__TASK PROMPT__:
For every line in the records that has the word "title", make a copy.
((
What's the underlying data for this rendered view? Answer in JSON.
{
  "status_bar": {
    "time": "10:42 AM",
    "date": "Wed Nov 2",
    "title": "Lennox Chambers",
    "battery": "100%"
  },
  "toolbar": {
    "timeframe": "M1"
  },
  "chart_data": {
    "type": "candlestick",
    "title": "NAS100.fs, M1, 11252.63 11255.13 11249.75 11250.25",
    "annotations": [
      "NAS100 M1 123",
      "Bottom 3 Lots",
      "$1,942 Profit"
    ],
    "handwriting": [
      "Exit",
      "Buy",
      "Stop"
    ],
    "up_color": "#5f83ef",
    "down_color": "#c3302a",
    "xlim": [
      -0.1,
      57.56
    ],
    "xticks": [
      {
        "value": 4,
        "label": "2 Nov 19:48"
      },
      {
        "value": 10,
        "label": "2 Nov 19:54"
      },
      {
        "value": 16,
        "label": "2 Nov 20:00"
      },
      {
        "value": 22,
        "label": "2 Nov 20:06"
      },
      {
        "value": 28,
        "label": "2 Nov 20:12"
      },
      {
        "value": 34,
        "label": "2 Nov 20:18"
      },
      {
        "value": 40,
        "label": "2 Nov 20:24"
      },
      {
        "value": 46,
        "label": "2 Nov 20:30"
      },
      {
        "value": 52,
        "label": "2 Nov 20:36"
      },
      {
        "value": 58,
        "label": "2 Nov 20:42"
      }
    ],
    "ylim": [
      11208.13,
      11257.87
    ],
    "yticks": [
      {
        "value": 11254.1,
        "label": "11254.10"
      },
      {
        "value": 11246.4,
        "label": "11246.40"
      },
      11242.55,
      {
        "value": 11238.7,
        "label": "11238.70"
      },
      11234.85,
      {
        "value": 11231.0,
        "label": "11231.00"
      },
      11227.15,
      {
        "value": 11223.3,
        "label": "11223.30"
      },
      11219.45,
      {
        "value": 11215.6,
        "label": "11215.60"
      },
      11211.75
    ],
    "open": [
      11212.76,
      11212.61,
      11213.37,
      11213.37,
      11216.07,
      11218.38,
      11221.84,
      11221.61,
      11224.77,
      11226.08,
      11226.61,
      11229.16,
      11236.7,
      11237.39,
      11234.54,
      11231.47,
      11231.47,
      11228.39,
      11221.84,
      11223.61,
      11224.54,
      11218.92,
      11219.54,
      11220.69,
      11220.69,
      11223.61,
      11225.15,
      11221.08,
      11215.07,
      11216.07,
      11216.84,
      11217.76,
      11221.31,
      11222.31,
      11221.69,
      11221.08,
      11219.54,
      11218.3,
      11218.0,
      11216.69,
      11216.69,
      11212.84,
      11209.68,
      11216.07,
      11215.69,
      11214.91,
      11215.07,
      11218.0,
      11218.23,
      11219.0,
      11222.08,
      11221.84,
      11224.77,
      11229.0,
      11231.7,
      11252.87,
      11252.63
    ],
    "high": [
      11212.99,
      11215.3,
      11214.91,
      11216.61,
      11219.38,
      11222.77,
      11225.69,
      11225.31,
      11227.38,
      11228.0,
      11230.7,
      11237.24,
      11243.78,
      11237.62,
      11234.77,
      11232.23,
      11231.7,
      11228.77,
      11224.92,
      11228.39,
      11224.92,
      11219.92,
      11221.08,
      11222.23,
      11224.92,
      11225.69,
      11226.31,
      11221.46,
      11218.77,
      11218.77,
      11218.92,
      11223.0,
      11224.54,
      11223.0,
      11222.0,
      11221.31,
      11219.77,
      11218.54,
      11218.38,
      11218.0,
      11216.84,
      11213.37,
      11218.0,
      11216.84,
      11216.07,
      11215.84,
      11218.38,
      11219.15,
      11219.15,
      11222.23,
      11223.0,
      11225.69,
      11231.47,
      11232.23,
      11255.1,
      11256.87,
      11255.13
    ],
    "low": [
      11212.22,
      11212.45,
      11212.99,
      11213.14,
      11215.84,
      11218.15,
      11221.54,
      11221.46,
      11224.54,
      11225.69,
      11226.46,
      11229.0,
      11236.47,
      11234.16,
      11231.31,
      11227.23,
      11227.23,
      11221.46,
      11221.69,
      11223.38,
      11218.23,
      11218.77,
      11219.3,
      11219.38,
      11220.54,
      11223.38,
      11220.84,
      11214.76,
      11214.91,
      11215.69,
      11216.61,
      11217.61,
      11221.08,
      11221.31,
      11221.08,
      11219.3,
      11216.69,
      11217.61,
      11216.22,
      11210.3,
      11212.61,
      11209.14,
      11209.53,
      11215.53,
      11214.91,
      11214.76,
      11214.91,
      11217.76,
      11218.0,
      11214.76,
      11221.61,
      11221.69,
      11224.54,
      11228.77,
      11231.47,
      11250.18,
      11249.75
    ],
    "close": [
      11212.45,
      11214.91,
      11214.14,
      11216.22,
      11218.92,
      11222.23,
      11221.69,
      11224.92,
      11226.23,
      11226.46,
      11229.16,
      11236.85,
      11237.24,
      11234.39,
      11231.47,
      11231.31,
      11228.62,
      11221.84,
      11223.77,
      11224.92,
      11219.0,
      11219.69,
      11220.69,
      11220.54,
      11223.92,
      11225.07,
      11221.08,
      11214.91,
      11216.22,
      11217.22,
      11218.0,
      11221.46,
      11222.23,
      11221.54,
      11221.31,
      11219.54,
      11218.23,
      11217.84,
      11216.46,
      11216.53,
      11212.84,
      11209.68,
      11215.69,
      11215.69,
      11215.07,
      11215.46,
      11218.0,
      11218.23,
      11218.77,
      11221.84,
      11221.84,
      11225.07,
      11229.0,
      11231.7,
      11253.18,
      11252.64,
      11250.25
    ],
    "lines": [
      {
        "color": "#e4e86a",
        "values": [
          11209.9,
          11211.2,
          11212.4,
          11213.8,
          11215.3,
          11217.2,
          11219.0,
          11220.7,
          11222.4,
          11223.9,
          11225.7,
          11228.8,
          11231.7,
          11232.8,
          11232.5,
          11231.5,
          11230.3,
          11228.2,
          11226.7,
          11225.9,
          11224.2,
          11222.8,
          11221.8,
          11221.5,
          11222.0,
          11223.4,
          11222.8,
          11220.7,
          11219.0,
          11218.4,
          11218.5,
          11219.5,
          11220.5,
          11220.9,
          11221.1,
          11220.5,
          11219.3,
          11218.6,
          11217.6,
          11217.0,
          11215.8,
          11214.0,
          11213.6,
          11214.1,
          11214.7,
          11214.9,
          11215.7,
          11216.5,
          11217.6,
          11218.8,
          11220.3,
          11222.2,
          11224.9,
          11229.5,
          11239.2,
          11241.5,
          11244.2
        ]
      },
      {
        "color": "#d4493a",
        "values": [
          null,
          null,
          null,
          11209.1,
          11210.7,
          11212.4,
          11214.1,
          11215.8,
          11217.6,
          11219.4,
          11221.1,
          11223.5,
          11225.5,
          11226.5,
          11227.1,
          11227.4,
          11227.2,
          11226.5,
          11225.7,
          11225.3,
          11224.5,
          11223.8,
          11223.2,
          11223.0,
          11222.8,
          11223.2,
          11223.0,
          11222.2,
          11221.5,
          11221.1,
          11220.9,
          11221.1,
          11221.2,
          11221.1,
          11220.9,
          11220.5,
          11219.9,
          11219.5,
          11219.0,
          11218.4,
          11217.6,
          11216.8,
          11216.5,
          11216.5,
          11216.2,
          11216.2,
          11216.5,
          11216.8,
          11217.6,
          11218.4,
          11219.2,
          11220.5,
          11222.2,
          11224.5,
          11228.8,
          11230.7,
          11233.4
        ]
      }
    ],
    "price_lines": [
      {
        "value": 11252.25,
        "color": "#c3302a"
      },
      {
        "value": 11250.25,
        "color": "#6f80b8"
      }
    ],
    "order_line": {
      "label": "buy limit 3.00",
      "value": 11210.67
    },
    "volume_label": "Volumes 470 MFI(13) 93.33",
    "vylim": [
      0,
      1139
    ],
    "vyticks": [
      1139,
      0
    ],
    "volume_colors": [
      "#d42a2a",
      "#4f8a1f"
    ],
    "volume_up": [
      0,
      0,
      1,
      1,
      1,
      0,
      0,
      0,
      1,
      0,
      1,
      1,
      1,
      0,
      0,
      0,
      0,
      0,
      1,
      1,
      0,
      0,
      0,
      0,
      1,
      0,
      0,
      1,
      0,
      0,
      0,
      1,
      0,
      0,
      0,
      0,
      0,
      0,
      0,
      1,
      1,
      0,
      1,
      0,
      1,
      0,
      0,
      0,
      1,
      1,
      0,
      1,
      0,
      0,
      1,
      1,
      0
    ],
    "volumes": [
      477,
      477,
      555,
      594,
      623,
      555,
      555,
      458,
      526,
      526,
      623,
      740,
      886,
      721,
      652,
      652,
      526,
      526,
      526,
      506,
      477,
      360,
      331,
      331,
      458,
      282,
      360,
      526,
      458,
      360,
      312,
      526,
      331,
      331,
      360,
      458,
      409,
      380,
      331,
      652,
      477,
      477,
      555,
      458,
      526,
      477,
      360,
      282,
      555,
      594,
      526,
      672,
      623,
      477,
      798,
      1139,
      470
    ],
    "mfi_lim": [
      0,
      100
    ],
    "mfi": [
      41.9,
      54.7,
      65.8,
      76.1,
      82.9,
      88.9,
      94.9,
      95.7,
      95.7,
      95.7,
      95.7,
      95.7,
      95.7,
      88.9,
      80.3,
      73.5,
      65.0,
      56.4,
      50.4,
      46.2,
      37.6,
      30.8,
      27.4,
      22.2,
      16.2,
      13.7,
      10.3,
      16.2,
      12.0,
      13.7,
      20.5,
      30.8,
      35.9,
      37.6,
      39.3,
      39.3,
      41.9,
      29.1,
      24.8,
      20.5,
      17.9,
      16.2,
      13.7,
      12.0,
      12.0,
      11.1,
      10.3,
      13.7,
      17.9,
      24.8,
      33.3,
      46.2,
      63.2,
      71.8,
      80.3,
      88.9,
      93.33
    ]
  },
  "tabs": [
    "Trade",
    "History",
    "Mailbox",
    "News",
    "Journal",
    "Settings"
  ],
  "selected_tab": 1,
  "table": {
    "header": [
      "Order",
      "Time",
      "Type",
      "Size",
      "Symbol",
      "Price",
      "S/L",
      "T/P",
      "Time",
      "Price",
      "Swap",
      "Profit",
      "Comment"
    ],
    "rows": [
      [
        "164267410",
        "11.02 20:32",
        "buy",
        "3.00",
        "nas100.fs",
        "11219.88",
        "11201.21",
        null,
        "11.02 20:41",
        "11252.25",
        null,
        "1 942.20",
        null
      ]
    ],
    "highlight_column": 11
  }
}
))
((
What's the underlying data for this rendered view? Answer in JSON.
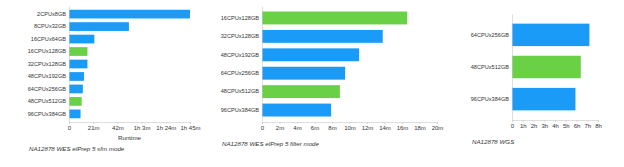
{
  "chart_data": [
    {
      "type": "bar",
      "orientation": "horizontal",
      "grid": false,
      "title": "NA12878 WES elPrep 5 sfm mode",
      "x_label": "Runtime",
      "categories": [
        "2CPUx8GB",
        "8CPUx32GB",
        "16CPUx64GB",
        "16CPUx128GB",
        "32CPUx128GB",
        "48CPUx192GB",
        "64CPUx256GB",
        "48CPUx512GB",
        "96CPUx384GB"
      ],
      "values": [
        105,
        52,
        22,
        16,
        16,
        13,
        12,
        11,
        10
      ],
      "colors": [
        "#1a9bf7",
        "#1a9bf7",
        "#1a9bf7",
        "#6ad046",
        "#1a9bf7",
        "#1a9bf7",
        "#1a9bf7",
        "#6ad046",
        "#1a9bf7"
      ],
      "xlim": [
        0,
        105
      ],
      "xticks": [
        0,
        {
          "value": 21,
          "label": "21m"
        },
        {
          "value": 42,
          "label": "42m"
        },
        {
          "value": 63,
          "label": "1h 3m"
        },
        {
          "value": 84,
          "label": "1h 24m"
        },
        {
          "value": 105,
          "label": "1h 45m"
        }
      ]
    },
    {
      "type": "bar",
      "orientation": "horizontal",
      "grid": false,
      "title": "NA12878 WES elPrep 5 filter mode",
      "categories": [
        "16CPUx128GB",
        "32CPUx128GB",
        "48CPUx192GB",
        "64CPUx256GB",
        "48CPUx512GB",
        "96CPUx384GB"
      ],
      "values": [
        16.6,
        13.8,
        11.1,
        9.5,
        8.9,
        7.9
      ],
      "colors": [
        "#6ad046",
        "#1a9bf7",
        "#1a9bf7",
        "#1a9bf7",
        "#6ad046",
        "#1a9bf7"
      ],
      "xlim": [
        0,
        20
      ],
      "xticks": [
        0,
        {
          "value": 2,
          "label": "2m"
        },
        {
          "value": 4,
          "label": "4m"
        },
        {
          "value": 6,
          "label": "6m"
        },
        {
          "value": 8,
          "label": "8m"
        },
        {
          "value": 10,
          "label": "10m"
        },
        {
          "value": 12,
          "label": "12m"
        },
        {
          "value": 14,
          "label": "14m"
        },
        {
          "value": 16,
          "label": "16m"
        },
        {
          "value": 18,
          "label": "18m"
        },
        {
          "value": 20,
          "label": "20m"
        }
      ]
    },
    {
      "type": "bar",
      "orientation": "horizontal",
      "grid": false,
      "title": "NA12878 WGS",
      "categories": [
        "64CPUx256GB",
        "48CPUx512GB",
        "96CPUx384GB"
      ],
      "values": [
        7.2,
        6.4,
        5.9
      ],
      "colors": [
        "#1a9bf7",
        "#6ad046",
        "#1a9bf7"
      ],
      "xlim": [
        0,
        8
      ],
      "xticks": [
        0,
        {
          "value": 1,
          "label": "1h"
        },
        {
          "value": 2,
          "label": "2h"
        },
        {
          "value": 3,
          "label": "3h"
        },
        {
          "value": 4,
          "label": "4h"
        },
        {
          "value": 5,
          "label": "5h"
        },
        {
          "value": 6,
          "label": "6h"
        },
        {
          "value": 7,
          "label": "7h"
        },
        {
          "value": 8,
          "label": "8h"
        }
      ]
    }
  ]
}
))
__EXERCISE OUTPUT__:
    "title": "Lennox Chambers",
    "title": "NAS100.fs, M1, 11252.63 11255.13 11249.75 11250.25",
      "title": "NA12878 WES elPrep 5 sfm mode",
      "title": "NA12878 WES elPrep 5 filter mode",
      "title": "NA12878 WGS",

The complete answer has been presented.